- _Challenge_
Give the listing again in full, exactly as written.
========
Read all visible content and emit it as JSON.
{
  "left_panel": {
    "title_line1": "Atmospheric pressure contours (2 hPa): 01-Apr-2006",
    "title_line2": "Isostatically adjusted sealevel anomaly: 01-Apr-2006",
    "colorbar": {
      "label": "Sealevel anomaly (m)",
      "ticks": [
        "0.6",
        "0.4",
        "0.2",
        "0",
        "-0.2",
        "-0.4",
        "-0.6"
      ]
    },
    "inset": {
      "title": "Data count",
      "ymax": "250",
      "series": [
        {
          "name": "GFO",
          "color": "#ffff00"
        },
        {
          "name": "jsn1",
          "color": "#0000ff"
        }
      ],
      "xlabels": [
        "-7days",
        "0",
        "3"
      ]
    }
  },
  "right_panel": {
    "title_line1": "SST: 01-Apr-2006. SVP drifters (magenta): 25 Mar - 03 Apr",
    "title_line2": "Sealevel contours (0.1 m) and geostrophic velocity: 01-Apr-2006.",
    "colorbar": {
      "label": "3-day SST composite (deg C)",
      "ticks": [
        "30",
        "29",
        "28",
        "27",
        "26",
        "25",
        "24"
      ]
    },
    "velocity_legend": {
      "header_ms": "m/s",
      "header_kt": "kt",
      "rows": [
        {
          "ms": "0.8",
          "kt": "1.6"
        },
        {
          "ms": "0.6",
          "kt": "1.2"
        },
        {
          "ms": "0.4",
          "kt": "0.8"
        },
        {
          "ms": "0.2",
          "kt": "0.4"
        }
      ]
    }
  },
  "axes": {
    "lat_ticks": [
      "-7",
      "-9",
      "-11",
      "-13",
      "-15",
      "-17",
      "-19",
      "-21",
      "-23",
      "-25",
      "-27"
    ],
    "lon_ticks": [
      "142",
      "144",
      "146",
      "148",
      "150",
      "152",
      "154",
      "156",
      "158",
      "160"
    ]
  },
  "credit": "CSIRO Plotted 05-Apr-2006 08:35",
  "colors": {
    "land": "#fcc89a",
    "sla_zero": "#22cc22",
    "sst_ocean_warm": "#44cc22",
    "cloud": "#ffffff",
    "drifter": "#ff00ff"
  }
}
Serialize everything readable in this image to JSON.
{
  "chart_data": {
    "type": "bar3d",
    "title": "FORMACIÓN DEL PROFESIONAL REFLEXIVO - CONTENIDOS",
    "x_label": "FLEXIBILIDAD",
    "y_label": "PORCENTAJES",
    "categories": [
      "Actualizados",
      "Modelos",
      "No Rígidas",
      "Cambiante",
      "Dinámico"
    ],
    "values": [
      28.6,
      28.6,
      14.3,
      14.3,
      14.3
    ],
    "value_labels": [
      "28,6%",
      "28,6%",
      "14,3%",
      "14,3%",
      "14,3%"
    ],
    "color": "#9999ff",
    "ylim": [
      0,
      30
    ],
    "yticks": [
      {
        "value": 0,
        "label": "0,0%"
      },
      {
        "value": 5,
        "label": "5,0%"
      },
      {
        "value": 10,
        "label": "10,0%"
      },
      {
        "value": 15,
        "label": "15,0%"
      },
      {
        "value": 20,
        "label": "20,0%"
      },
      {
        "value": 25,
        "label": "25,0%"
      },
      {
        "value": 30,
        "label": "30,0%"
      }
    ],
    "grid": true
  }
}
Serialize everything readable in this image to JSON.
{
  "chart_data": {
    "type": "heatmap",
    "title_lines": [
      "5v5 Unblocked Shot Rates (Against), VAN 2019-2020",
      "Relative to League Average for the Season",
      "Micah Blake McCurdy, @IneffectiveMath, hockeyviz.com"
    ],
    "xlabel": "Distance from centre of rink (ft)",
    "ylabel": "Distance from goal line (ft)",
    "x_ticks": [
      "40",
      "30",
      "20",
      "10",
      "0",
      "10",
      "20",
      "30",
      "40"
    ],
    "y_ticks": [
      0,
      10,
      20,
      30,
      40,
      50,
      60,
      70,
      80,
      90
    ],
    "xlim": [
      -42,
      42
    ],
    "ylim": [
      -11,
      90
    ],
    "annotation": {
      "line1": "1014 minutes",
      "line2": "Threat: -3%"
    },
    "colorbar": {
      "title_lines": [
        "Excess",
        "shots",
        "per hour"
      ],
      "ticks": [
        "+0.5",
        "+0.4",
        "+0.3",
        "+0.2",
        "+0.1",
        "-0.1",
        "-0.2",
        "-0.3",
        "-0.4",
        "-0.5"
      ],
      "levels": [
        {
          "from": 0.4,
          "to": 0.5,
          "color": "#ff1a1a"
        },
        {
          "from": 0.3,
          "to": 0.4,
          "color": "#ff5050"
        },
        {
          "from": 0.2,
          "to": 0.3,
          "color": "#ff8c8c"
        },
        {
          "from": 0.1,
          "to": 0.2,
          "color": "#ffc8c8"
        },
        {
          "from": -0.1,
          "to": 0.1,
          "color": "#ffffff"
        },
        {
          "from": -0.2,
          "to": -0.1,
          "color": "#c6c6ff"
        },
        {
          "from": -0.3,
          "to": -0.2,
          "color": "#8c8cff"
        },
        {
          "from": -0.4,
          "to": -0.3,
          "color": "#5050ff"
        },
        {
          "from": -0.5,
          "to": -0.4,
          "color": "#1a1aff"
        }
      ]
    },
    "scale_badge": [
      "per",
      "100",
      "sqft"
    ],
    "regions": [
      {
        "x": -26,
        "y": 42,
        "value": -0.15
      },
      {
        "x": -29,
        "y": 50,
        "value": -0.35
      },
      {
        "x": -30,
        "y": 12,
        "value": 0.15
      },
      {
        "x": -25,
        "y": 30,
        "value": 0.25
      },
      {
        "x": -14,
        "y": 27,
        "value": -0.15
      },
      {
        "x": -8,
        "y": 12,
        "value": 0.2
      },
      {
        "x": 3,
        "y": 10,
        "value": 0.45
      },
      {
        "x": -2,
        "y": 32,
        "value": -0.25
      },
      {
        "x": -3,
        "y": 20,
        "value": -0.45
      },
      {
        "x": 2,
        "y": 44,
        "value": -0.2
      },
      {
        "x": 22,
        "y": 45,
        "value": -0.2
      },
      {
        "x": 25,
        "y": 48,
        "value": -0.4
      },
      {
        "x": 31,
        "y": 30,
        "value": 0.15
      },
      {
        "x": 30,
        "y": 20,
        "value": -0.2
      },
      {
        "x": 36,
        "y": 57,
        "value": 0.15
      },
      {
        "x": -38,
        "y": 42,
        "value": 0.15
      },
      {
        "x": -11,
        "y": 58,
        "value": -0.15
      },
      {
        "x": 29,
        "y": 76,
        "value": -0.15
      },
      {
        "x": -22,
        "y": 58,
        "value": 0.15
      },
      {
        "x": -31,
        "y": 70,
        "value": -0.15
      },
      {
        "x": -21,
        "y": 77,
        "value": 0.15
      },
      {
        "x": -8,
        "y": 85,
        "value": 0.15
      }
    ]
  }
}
========
- _Worked solution_
Read all visible content and emit it as JSON.
{
  "left_panel": {
    "title_line1": "Atmospheric pressure contours (2 hPa): 01-Apr-2006",
    "title_line2": "Isostatically adjusted sealevel anomaly: 01-Apr-2006",
    "colorbar": {
      "label": "Sealevel anomaly (m)",
      "ticks": [
        "0.6",
        "0.4",
        "0.2",
        "0",
        "-0.2",
        "-0.4",
        "-0.6"
      ]
    },
    "inset": {
      "title": "Data count",
      "ymax": "250",
      "series": [
        {
          "name": "GFO",
          "color": "#ffff00"
        },
        {
          "name": "jsn1",
          "color": "#0000ff"
        }
      ],
      "xlabels": [
        "-7days",
        "0",
        "3"
      ]
    }
  },
  "right_panel": {
    "title_line1": "SST: 01-Apr-2006. SVP drifters (magenta): 25 Mar - 03 Apr",
    "title_line2": "Sealevel contours (0.1 m) and geostrophic velocity: 01-Apr-2006.",
    "colorbar": {
      "label": "3-day SST composite (deg C)",
      "ticks": [
        "30",
        "29",
        "28",
        "27",
        "26",
        "25",
        "24"
      ]
    },
    "velocity_legend": {
      "header_ms": "m/s",
      "header_kt": "kt",
      "rows": [
        {
          "ms": "0.8",
          "kt": "1.6"
        },
        {
          "ms": "0.6",
          "kt": "1.2"
        },
        {
          "ms": "0.4",
          "kt": "0.8"
        },
        {
          "ms": "0.2",
          "kt": "0.4"
        }
      ]
    }
  },
  "axes": {
    "lat_ticks": [
      "-7",
      "-9",
      "-11",
      "-13",
      "-15",
      "-17",
      "-19",
      "-21",
      "-23",
      "-25",
      "-27"
    ],
    "lon_ticks": [
      "142",
      "144",
      "146",
      "148",
      "150",
      "152",
      "154",
      "156",
      "158",
      "160"
    ]
  },
  "credit": "CSIRO Plotted 05-Apr-2006 08:35",
  "colors": {
    "land": "#fcc89a",
    "sla_zero": "#22cc22",
    "sst_ocean_warm": "#44cc22",
    "cloud": "#ffffff",
    "drifter": "#ff00ff"
  }
}
Serialize everything readable in this image to JSON.
{
  "chart_data": {
    "type": "bar3d",
    "title": "FORMACIÓN DEL PROFESIONAL REFLEXIVO - CONTENIDOS",
    "x_label": "FLEXIBILIDAD",
    "y_label": "PORCENTAJES",
    "categories": [
      "Actualizados",
      "Modelos",
      "No Rígidas",
      "Cambiante",
      "Dinámico"
    ],
    "values": [
      28.6,
      28.6,
      14.3,
      14.3,
      14.3
    ],
    "value_labels": [
      "28,6%",
      "28,6%",
      "14,3%",
      "14,3%",
      "14,3%"
    ],
    "color": "#9999ff",
    "ylim": [
      0,
      30
    ],
    "yticks": [
      {
        "value": 0,
        "label": "0,0%"
      },
      {
        "value": 5,
        "label": "5,0%"
      },
      {
        "value": 10,
        "label": "10,0%"
      },
      {
        "value": 15,
        "label": "15,0%"
      },
      {
        "value": 20,
        "label": "20,0%"
      },
      {
        "value": 25,
        "label": "25,0%"
      },
      {
        "value": 30,
        "label": "30,0%"
      }
    ],
    "grid": true
  }
}
Serialize everything readable in this image to JSON.
{
  "chart_data": {
    "type": "heatmap",
    "title_lines": [
      "5v5 Unblocked Shot Rates (Against), VAN 2019-2020",
      "Relative to League Average for the Season",
      "Micah Blake McCurdy, @IneffectiveMath, hockeyviz.com"
    ],
    "xlabel": "Distance from centre of rink (ft)",
    "ylabel": "Distance from goal line (ft)",
    "x_ticks": [
      "40",
      "30",
      "20",
      "10",
      "0",
      "10",
      "20",
      "30",
      "40"
    ],
    "y_ticks": [
      0,
      10,
      20,
      30,
      40,
      50,
      60,
      70,
      80,
      90
    ],
    "xlim": [
      -42,
      42
    ],
    "ylim": [
      -11,
      90
    ],
    "annotation": {
      "line1": "1014 minutes",
      "line2": "Threat: -3%"
    },
    "colorbar": {
      "title_lines": [
        "Excess",
        "shots",
        "per hour"
      ],
      "ticks": [
        "+0.5",
        "+0.4",
        "+0.3",
        "+0.2",
        "+0.1",
        "-0.1",
        "-0.2",
        "-0.3",
        "-0.4",
        "-0.5"
      ],
      "levels": [
        {
          "from": 0.4,
          "to": 0.5,
          "color": "#ff1a1a"
        },
        {
          "from": 0.3,
          "to": 0.4,
          "color": "#ff5050"
        },
        {
          "from": 0.2,
          "to": 0.3,
          "color": "#ff8c8c"
        },
        {
          "from": 0.1,
          "to": 0.2,
          "color": "#ffc8c8"
        },
        {
          "from": -0.1,
          "to": 0.1,
          "color": "#ffffff"
        },
        {
          "from": -0.2,
          "to": -0.1,
          "color": "#c6c6ff"
        },
        {
          "from": -0.3,
          "to": -0.2,
          "color": "#8c8cff"
        },
        {
          "from": -0.4,
          "to": -0.3,
          "color": "#5050ff"
        },
        {
          "from": -0.5,
          "to": -0.4,
          "color": "#1a1aff"
        }
      ]
    },
    "scale_badge": [
      "per",
      "100",
      "sqft"
    ],
    "regions": [
      {
        "x": -26,
        "y": 42,
        "value": -0.15
      },
      {
        "x": -29,
        "y": 50,
        "value": -0.35
      },
      {
        "x": -30,
        "y": 12,
        "value": 0.15
      },
      {
        "x": -25,
        "y": 30,
        "value": 0.25
      },
      {
        "x": -14,
        "y": 27,
        "value": -0.15
      },
      {
        "x": -8,
        "y": 12,
        "value": 0.2
      },
      {
        "x": 3,
        "y": 10,
        "value": 0.45
      },
      {
        "x": -2,
        "y": 32,
        "value": -0.25
      },
      {
        "x": -3,
        "y": 20,
        "value": -0.45
      },
      {
        "x": 2,
        "y": 44,
        "value": -0.2
      },
      {
        "x": 22,
        "y": 45,
        "value": -0.2
      },
      {
        "x": 25,
        "y": 48,
        "value": -0.4
      },
      {
        "x": 31,
        "y": 30,
        "value": 0.15
      },
      {
        "x": 30,
        "y": 20,
        "value": -0.2
      },
      {
        "x": 36,
        "y": 57,
        "value": 0.15
      },
      {
        "x": -38,
        "y": 42,
        "value": 0.15
      },
      {
        "x": -11,
        "y": 58,
        "value": -0.15
      },
      {
        "x": 29,
        "y": 76,
        "value": -0.15
      },
      {
        "x": -22,
        "y": 58,
        "value": 0.15
      },
      {
        "x": -31,
        "y": 70,
        "value": -0.15
      },
      {
        "x": -21,
        "y": 77,
        "value": 0.15
      },
      {
        "x": -8,
        "y": 85,
        "value": 0.15
      }
    ]
  }
}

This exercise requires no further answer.